___ Excerpted records

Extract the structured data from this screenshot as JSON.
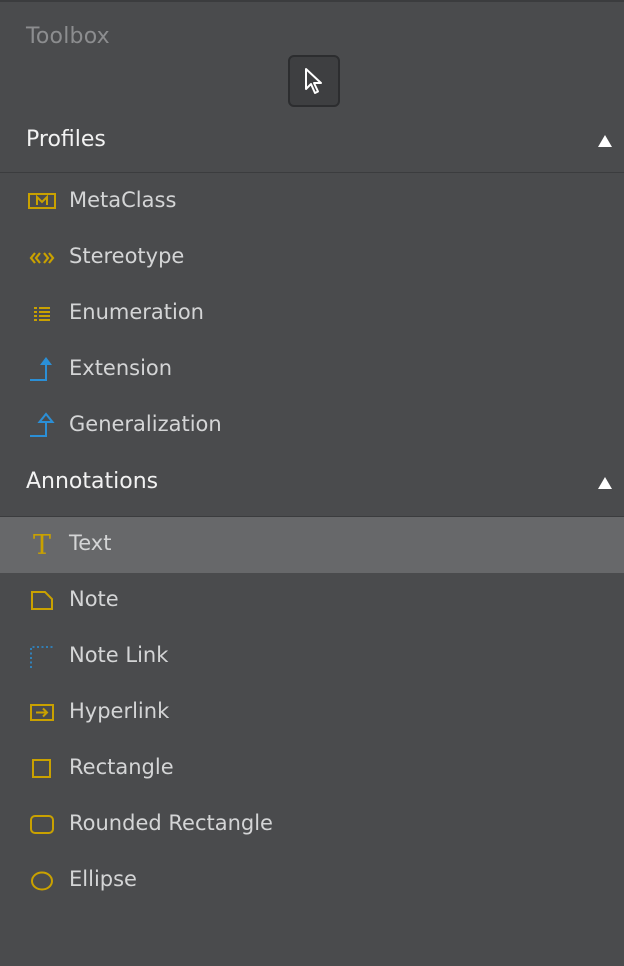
{
  "toolbox": {
    "title": "Toolbox",
    "pointer_tool_icon": "pointer-arrow-icon"
  },
  "sections": [
    {
      "label": "Profiles",
      "collapse_icon": "collapse-triangle-up-icon",
      "items": [
        {
          "label": "MetaClass",
          "icon": "metaclass-icon"
        },
        {
          "label": "Stereotype",
          "icon": "stereotype-icon"
        },
        {
          "label": "Enumeration",
          "icon": "enumeration-icon"
        },
        {
          "label": "Extension",
          "icon": "extension-icon"
        },
        {
          "label": "Generalization",
          "icon": "generalization-icon"
        }
      ]
    },
    {
      "label": "Annotations",
      "collapse_icon": "collapse-triangle-up-icon",
      "items": [
        {
          "label": "Text",
          "icon": "text-icon",
          "selected": true
        },
        {
          "label": "Note",
          "icon": "note-icon"
        },
        {
          "label": "Note Link",
          "icon": "note-link-icon"
        },
        {
          "label": "Hyperlink",
          "icon": "hyperlink-icon"
        },
        {
          "label": "Rectangle",
          "icon": "rectangle-icon"
        },
        {
          "label": "Rounded Rectangle",
          "icon": "rounded-rectangle-icon"
        },
        {
          "label": "Ellipse",
          "icon": "ellipse-icon"
        }
      ]
    }
  ],
  "colors": {
    "background": "#4a4b4d",
    "selected_row": "#67686a",
    "icon_gold": "#c9a100",
    "icon_blue": "#2b8fd6",
    "header_text": "#f2f2f2",
    "item_text": "#d4d5d6",
    "title_text": "#8c8d8f"
  }
}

______

#### [Requirements]
Leave the pictures out, and print every line of the listing exactly as written.

#### [Problem solution]
Extract the structured data from this screenshot as JSON.
{
  "toolbox": {
    "title": "Toolbox",
    "pointer_tool_icon": "pointer-arrow-icon"
  },
  "sections": [
    {
      "label": "Profiles",
      "collapse_icon": "collapse-triangle-up-icon",
      "items": [
        {
          "label": "MetaClass",
          "icon": "metaclass-icon"
        },
        {
          "label": "Stereotype",
          "icon": "stereotype-icon"
        },
        {
          "label": "Enumeration",
          "icon": "enumeration-icon"
        },
        {
          "label": "Extension",
          "icon": "extension-icon"
        },
        {
          "label": "Generalization",
          "icon": "generalization-icon"
        }
      ]
    },
    {
      "label": "Annotations",
      "collapse_icon": "collapse-triangle-up-icon",
      "items": [
        {
          "label": "Text",
          "icon": "text-icon",
          "selected": true
        },
        {
          "label": "Note",
          "icon": "note-icon"
        },
        {
          "label": "Note Link",
          "icon": "note-link-icon"
        },
        {
          "label": "Hyperlink",
          "icon": "hyperlink-icon"
        },
        {
          "label": "Rectangle",
          "icon": "rectangle-icon"
        },
        {
          "label": "Rounded Rectangle",
          "icon": "rounded-rectangle-icon"
        },
        {
          "label": "Ellipse",
          "icon": "ellipse-icon"
        }
      ]
    }
  ],
  "colors": {
    "background": "#4a4b4d",
    "selected_row": "#67686a",
    "icon_gold": "#c9a100",
    "icon_blue": "#2b8fd6",
    "header_text": "#f2f2f2",
    "item_text": "#d4d5d6",
    "title_text": "#8c8d8f"
  }
}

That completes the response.